[START OF Input]

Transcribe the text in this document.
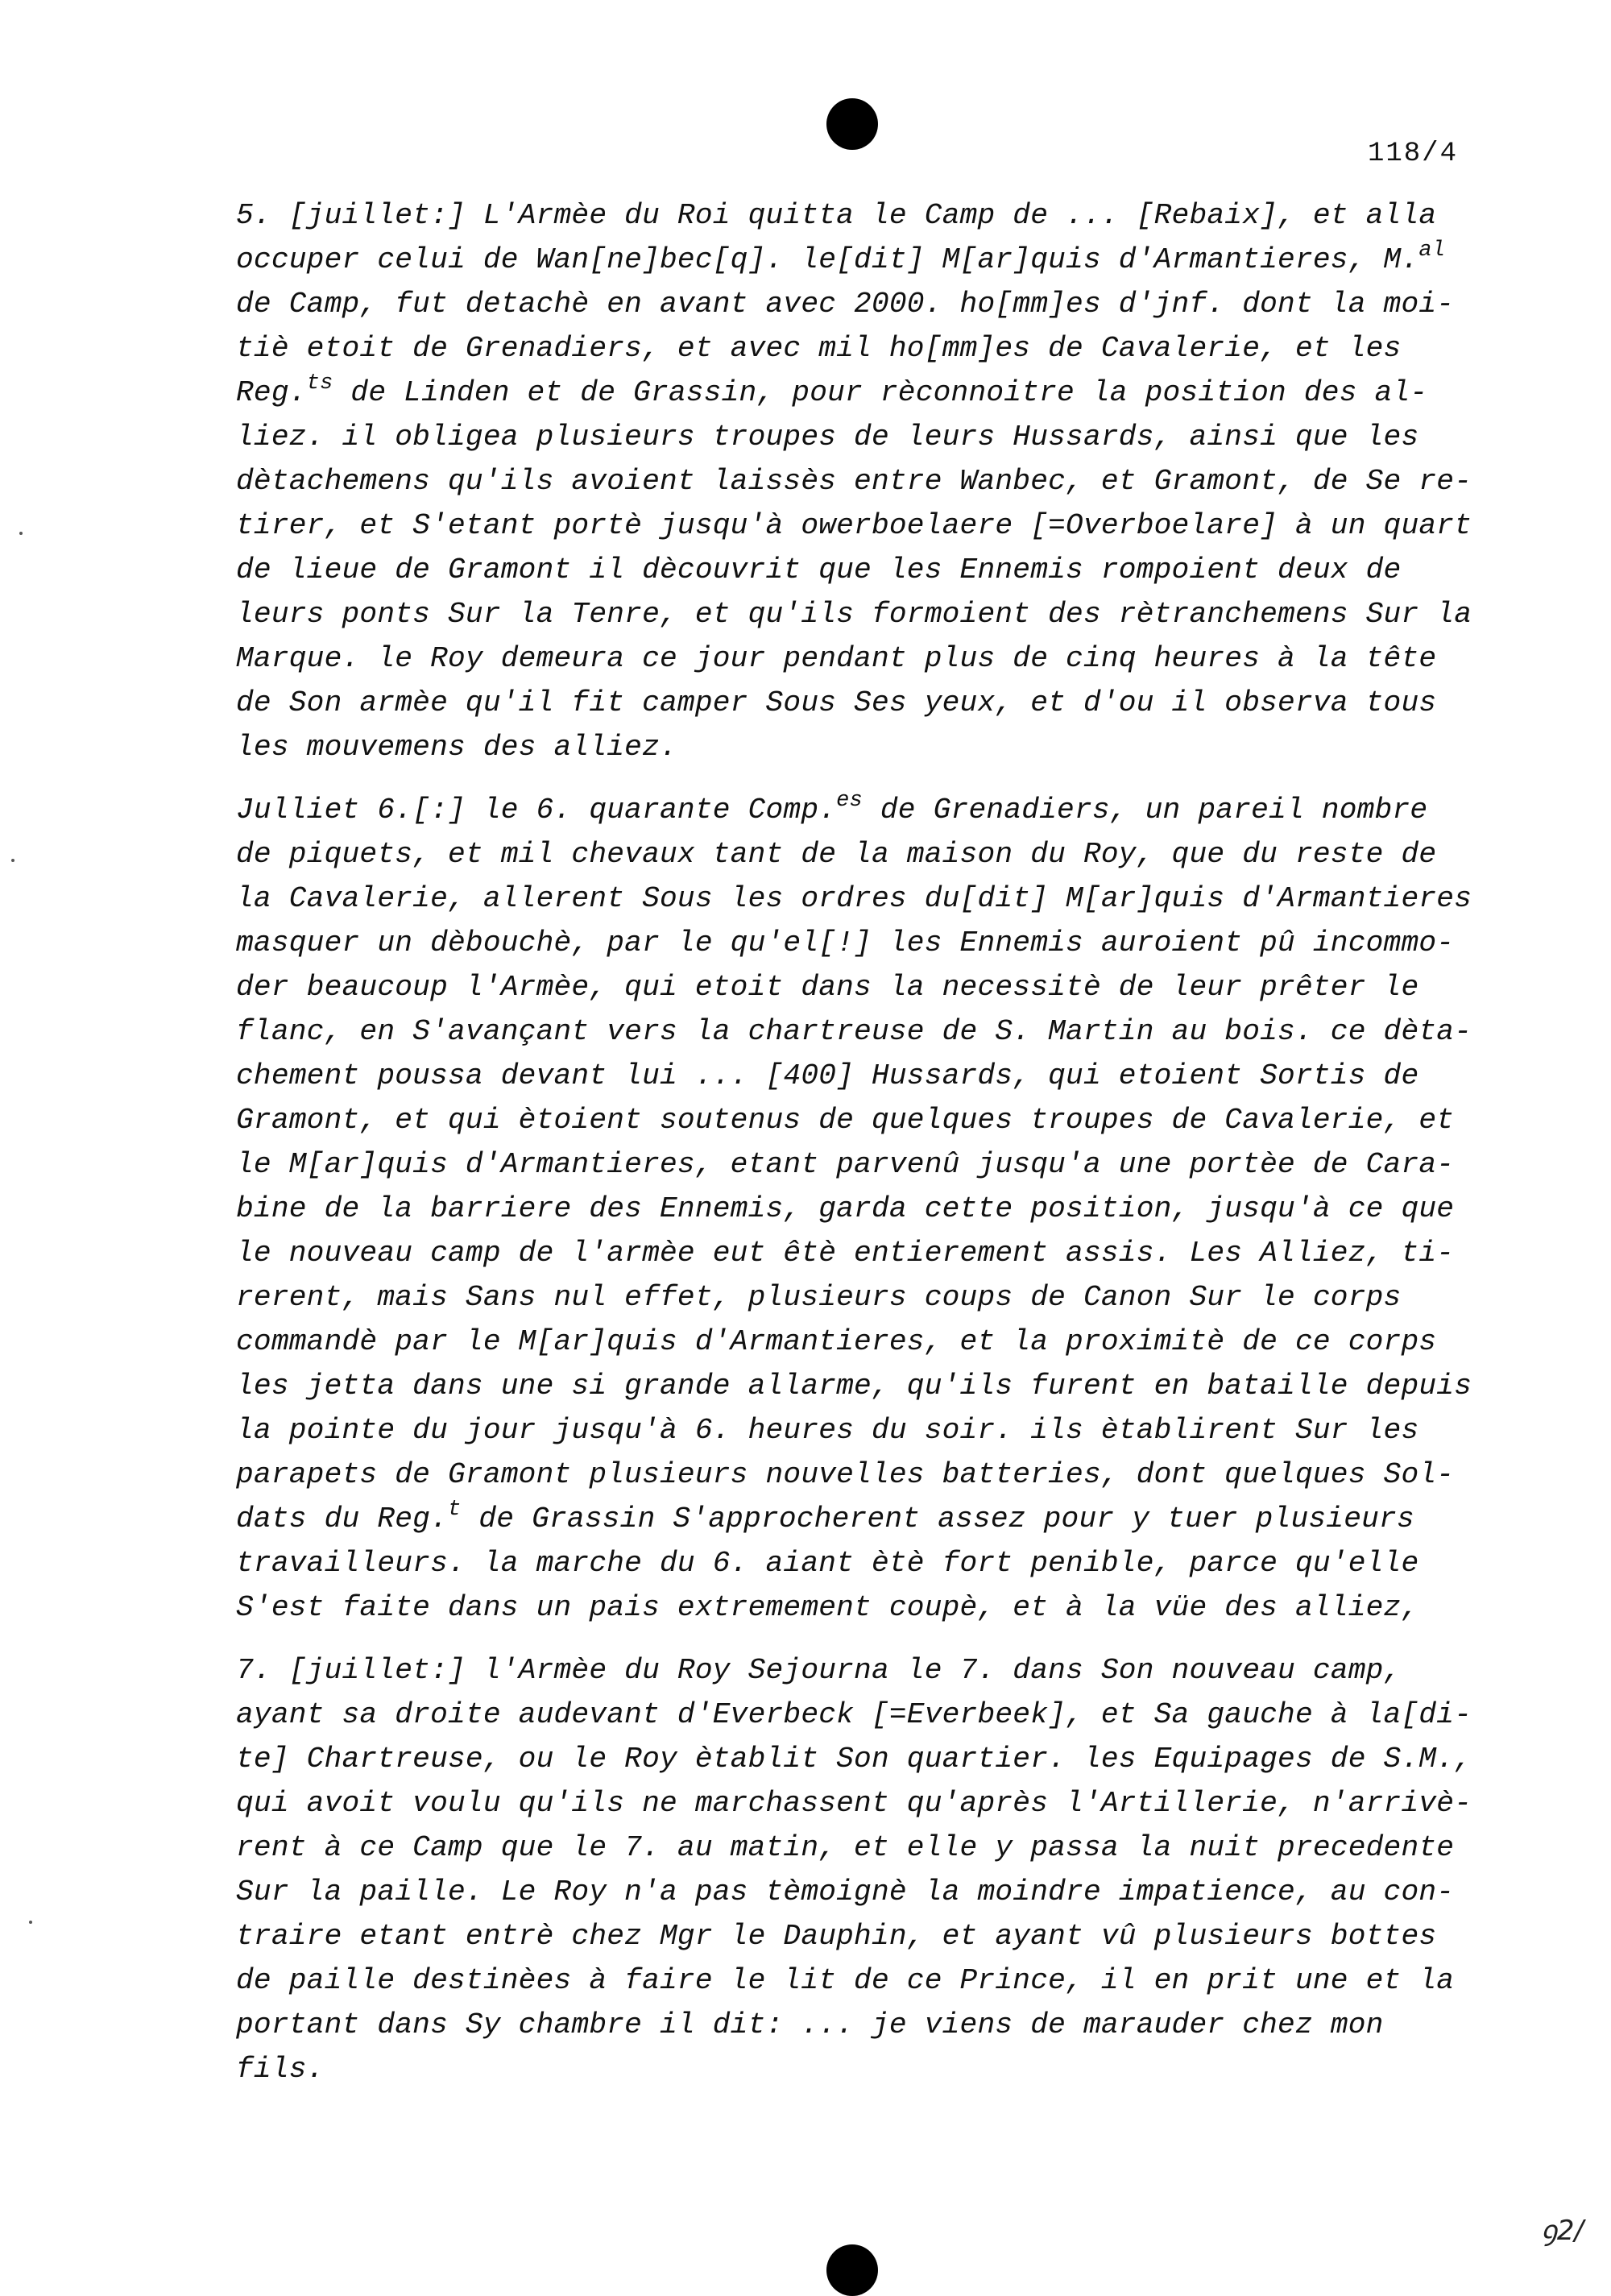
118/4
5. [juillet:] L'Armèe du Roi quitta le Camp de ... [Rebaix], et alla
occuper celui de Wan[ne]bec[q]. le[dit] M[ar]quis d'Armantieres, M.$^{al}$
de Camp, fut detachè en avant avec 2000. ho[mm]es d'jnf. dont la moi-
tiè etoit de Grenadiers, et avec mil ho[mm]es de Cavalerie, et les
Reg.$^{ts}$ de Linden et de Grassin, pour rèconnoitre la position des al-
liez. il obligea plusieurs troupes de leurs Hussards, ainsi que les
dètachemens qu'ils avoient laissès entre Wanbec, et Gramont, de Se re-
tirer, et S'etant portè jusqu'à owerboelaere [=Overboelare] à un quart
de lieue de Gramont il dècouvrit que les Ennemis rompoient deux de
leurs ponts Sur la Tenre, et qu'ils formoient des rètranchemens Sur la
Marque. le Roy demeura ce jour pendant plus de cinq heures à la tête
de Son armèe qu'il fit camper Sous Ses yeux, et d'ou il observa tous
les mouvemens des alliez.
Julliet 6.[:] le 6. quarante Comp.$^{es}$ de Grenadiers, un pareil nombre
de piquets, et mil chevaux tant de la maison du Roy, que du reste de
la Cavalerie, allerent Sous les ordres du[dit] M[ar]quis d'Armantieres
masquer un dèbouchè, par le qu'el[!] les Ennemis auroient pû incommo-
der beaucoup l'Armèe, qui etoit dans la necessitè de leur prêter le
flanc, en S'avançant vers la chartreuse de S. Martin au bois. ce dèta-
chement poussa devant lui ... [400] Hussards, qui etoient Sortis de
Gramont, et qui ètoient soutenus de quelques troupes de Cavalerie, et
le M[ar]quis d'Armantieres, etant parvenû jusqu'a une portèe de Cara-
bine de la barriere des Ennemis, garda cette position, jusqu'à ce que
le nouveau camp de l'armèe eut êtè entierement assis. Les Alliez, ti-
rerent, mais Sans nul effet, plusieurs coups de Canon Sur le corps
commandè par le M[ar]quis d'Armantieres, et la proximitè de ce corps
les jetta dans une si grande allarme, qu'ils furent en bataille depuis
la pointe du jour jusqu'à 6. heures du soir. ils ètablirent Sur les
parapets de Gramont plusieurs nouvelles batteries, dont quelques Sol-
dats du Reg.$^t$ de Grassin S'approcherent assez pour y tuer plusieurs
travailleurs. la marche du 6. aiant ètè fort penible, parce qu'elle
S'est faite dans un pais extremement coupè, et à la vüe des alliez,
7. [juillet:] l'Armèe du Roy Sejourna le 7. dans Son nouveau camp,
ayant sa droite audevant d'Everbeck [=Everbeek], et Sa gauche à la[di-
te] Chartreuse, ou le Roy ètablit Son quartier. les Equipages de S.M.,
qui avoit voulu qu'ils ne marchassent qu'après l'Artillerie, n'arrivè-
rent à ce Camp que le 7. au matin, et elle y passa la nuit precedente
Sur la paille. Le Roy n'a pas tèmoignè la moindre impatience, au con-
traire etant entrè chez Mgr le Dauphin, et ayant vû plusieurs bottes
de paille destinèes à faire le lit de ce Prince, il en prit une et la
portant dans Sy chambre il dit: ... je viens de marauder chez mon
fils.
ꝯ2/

[END OF Input]

Brief: Output every entry word for word, but omit the pictures.

Worked solution:
Transcribe the text in this document.
118/4
5. [juillet:] L'Armèe du Roi quitta le Camp de ... [Rebaix], et alla
occuper celui de Wan[ne]bec[q]. le[dit] M[ar]quis d'Armantieres, M.$^{al}$
de Camp, fut detachè en avant avec 2000. ho[mm]es d'jnf. dont la moi-
tiè etoit de Grenadiers, et avec mil ho[mm]es de Cavalerie, et les
Reg.$^{ts}$ de Linden et de Grassin, pour rèconnoitre la position des al-
liez. il obligea plusieurs troupes de leurs Hussards, ainsi que les
dètachemens qu'ils avoient laissès entre Wanbec, et Gramont, de Se re-
tirer, et S'etant portè jusqu'à owerboelaere [=Overboelare] à un quart
de lieue de Gramont il dècouvrit que les Ennemis rompoient deux de
leurs ponts Sur la Tenre, et qu'ils formoient des rètranchemens Sur la
Marque. le Roy demeura ce jour pendant plus de cinq heures à la tête
de Son armèe qu'il fit camper Sous Ses yeux, et d'ou il observa tous
les mouvemens des alliez.
Julliet 6.[:] le 6. quarante Comp.$^{es}$ de Grenadiers, un pareil nombre
de piquets, et mil chevaux tant de la maison du Roy, que du reste de
la Cavalerie, allerent Sous les ordres du[dit] M[ar]quis d'Armantieres
masquer un dèbouchè, par le qu'el[!] les Ennemis auroient pû incommo-
der beaucoup l'Armèe, qui etoit dans la necessitè de leur prêter le
flanc, en S'avançant vers la chartreuse de S. Martin au bois. ce dèta-
chement poussa devant lui ... [400] Hussards, qui etoient Sortis de
Gramont, et qui ètoient soutenus de quelques troupes de Cavalerie, et
le M[ar]quis d'Armantieres, etant parvenû jusqu'a une portèe de Cara-
bine de la barriere des Ennemis, garda cette position, jusqu'à ce que
le nouveau camp de l'armèe eut êtè entierement assis. Les Alliez, ti-
rerent, mais Sans nul effet, plusieurs coups de Canon Sur le corps
commandè par le M[ar]quis d'Armantieres, et la proximitè de ce corps
les jetta dans une si grande allarme, qu'ils furent en bataille depuis
la pointe du jour jusqu'à 6. heures du soir. ils ètablirent Sur les
parapets de Gramont plusieurs nouvelles batteries, dont quelques Sol-
dats du Reg.$^t$ de Grassin S'approcherent assez pour y tuer plusieurs
travailleurs. la marche du 6. aiant ètè fort penible, parce qu'elle
S'est faite dans un pais extremement coupè, et à la vüe des alliez,
7. [juillet:] l'Armèe du Roy Sejourna le 7. dans Son nouveau camp,
ayant sa droite audevant d'Everbeck [=Everbeek], et Sa gauche à la[di-
te] Chartreuse, ou le Roy ètablit Son quartier. les Equipages de S.M.,
qui avoit voulu qu'ils ne marchassent qu'après l'Artillerie, n'arrivè-
rent à ce Camp que le 7. au matin, et elle y passa la nuit precedente
Sur la paille. Le Roy n'a pas tèmoignè la moindre impatience, au con-
traire etant entrè chez Mgr le Dauphin, et ayant vû plusieurs bottes
de paille destinèes à faire le lit de ce Prince, il en prit une et la
portant dans Sy chambre il dit: ... je viens de marauder chez mon
fils.
ꝯ2/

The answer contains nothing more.